--- Stated task ---
Duplicate the data lines starting at the one containing "Output each element" and ending at the one containing "grid-line [759, 45, 858, 435]", including both ends.

--- Dataset items ---

——

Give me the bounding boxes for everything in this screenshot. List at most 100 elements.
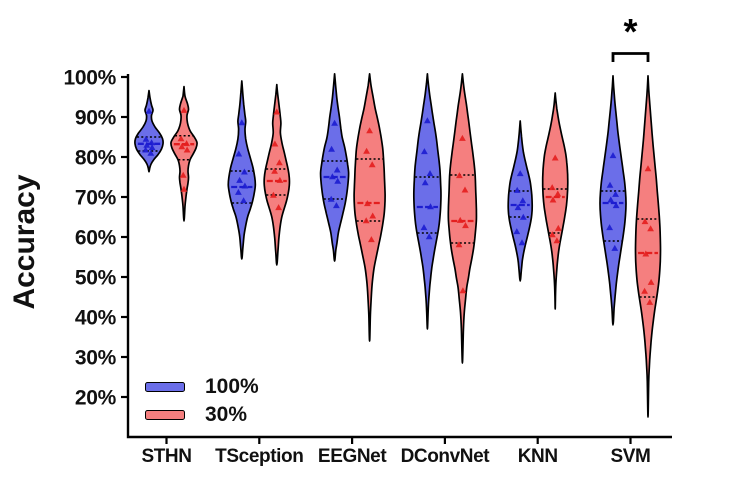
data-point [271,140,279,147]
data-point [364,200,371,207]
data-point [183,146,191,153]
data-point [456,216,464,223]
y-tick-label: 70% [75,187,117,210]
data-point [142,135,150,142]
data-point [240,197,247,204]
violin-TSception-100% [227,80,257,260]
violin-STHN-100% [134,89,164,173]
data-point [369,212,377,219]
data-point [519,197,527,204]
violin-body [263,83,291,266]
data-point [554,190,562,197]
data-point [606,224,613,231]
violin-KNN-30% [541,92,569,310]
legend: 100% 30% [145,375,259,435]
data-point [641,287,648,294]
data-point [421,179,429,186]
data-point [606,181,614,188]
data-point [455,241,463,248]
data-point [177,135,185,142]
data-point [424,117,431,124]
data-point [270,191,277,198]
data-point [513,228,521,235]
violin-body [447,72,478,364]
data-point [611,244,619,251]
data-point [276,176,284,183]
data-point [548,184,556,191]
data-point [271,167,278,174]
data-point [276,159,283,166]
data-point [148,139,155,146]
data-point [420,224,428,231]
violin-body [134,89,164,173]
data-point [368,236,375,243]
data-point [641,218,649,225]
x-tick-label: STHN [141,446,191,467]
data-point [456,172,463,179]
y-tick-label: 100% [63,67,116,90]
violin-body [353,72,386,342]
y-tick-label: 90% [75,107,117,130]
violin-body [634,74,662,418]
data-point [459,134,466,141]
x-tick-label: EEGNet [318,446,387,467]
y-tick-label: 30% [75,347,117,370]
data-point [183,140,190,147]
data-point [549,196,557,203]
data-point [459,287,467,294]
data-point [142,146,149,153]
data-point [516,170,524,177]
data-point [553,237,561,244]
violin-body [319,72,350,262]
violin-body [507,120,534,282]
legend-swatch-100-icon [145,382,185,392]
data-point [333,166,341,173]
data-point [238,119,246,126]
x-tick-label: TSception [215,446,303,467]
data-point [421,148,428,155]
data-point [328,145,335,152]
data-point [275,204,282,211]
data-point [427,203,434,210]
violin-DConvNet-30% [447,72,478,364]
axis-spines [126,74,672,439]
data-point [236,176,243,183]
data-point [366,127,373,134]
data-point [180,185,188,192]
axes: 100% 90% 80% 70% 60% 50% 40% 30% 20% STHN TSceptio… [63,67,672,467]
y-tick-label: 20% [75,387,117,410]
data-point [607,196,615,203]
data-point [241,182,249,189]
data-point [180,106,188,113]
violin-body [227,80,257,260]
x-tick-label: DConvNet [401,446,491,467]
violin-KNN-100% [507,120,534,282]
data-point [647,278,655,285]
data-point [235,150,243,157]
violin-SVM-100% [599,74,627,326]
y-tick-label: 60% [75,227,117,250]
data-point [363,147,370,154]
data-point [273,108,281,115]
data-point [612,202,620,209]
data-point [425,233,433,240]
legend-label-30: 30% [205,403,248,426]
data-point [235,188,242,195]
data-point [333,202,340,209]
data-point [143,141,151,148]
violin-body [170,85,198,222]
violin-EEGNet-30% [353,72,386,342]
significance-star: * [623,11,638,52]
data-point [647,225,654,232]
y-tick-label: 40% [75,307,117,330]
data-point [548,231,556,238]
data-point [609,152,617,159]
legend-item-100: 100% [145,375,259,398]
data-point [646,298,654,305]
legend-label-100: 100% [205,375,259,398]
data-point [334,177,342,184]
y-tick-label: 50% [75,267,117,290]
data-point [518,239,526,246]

——

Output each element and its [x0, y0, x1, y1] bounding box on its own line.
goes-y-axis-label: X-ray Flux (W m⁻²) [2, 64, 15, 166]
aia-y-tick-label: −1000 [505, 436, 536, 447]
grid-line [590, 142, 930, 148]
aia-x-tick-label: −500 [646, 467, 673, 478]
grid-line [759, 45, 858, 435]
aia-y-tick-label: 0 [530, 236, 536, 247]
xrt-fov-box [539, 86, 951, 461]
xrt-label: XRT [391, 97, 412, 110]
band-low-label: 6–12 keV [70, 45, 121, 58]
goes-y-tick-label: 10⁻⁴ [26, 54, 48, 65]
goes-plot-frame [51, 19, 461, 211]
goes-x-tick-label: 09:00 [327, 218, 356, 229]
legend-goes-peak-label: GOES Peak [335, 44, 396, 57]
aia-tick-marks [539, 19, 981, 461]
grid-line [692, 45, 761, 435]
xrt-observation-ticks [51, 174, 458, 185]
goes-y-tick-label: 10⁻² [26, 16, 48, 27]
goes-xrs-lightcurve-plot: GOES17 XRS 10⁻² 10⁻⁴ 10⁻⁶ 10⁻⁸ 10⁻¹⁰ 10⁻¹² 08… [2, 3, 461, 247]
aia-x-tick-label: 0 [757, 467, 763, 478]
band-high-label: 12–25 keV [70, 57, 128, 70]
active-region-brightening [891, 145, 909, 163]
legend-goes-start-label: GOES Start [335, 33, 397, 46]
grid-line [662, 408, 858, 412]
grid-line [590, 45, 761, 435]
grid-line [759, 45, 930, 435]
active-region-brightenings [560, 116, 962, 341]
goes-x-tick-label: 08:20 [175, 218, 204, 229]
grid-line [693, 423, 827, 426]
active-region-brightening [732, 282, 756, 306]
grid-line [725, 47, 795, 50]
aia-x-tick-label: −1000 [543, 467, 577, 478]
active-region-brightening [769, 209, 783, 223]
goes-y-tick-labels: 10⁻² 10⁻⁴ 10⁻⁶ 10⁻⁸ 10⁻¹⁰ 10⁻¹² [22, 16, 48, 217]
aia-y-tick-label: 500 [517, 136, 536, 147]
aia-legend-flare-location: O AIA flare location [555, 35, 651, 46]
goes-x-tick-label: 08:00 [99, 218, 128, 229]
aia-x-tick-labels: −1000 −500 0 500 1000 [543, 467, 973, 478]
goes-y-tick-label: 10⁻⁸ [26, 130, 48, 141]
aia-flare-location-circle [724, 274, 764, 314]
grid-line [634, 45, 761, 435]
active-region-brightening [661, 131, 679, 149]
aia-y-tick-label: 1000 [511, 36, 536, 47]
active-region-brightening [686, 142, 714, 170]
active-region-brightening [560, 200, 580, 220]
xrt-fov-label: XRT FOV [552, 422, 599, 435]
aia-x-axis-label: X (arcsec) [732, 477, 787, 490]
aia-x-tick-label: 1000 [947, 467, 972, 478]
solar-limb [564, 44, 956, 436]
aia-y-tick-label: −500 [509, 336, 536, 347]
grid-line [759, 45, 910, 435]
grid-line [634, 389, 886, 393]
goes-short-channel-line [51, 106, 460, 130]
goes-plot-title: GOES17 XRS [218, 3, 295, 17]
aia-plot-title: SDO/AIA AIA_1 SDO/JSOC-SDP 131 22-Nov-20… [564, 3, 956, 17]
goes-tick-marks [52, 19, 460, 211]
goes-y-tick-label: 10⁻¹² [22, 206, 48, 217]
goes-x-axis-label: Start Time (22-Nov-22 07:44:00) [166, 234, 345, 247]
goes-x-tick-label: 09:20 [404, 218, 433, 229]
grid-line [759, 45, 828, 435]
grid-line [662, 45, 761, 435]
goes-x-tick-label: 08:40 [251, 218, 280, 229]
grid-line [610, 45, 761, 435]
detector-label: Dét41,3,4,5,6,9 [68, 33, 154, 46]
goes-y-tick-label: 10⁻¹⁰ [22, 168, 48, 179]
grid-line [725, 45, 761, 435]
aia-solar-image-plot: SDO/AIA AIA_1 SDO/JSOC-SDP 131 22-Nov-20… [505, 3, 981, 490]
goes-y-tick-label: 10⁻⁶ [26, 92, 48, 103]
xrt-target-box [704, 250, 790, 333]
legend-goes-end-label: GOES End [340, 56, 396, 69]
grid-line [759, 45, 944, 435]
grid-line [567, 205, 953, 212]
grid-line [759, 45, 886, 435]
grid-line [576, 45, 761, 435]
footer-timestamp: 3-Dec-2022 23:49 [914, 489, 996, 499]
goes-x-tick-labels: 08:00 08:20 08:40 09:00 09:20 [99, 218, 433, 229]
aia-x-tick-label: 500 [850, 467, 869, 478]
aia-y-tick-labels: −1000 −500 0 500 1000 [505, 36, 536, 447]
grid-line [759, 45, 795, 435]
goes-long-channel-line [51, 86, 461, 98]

——

--- Output of the task ---
Output each element and its [x0, y0, x1, y1] bounding box on its own line.
goes-y-axis-label: X-ray Flux (W m⁻²) [2, 64, 15, 166]
aia-y-tick-label: −1000 [505, 436, 536, 447]
grid-line [590, 142, 930, 148]
aia-x-tick-label: −500 [646, 467, 673, 478]
grid-line [759, 45, 858, 435]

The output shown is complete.